Materials provided:
+++

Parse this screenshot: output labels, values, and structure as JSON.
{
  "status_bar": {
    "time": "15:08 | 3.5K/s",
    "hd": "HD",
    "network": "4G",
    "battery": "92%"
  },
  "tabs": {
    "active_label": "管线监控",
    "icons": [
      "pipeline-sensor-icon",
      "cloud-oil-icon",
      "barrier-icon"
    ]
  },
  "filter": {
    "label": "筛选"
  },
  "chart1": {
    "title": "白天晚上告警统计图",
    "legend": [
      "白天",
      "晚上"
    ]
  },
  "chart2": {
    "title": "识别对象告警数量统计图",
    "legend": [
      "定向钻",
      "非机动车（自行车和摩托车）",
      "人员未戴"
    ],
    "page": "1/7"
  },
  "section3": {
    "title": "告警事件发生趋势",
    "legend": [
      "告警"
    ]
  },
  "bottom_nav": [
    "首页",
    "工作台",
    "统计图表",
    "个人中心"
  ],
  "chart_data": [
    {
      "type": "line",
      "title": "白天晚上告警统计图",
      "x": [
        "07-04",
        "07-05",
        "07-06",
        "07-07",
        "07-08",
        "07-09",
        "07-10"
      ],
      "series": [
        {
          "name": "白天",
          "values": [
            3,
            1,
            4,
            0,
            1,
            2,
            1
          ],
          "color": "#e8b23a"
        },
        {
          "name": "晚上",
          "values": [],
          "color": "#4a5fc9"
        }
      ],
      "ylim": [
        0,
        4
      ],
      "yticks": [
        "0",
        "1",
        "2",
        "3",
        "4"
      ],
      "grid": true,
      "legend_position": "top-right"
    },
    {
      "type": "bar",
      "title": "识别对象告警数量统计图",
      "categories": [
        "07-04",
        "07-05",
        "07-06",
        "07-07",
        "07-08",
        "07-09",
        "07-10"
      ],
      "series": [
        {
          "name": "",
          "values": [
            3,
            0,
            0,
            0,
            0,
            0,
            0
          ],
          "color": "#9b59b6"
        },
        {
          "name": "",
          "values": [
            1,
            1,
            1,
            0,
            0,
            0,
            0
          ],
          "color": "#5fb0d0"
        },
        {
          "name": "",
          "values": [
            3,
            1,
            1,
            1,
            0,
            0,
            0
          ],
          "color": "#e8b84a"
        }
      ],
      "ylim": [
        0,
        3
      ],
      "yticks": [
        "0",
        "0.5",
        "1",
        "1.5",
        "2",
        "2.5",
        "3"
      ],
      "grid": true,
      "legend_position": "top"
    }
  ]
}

+++

Directions for this task: Transcribe each record exactly. Leave nothing out.

Response to this exercise:
Parse this screenshot: output labels, values, and structure as JSON.
{
  "status_bar": {
    "time": "15:08 | 3.5K/s",
    "hd": "HD",
    "network": "4G",
    "battery": "92%"
  },
  "tabs": {
    "active_label": "管线监控",
    "icons": [
      "pipeline-sensor-icon",
      "cloud-oil-icon",
      "barrier-icon"
    ]
  },
  "filter": {
    "label": "筛选"
  },
  "chart1": {
    "title": "白天晚上告警统计图",
    "legend": [
      "白天",
      "晚上"
    ]
  },
  "chart2": {
    "title": "识别对象告警数量统计图",
    "legend": [
      "定向钻",
      "非机动车（自行车和摩托车）",
      "人员未戴"
    ],
    "page": "1/7"
  },
  "section3": {
    "title": "告警事件发生趋势",
    "legend": [
      "告警"
    ]
  },
  "bottom_nav": [
    "首页",
    "工作台",
    "统计图表",
    "个人中心"
  ],
  "chart_data": [
    {
      "type": "line",
      "title": "白天晚上告警统计图",
      "x": [
        "07-04",
        "07-05",
        "07-06",
        "07-07",
        "07-08",
        "07-09",
        "07-10"
      ],
      "series": [
        {
          "name": "白天",
          "values": [
            3,
            1,
            4,
            0,
            1,
            2,
            1
          ],
          "color": "#e8b23a"
        },
        {
          "name": "晚上",
          "values": [],
          "color": "#4a5fc9"
        }
      ],
      "ylim": [
        0,
        4
      ],
      "yticks": [
        "0",
        "1",
        "2",
        "3",
        "4"
      ],
      "grid": true,
      "legend_position": "top-right"
    },
    {
      "type": "bar",
      "title": "识别对象告警数量统计图",
      "categories": [
        "07-04",
        "07-05",
        "07-06",
        "07-07",
        "07-08",
        "07-09",
        "07-10"
      ],
      "series": [
        {
          "name": "",
          "values": [
            3,
            0,
            0,
            0,
            0,
            0,
            0
          ],
          "color": "#9b59b6"
        },
        {
          "name": "",
          "values": [
            1,
            1,
            1,
            0,
            0,
            0,
            0
          ],
          "color": "#5fb0d0"
        },
        {
          "name": "",
          "values": [
            3,
            1,
            1,
            1,
            0,
            0,
            0
          ],
          "color": "#e8b84a"
        }
      ],
      "ylim": [
        0,
        3
      ],
      "yticks": [
        "0",
        "0.5",
        "1",
        "1.5",
        "2",
        "2.5",
        "3"
      ],
      "grid": true,
      "legend_position": "top"
    }
  ]
}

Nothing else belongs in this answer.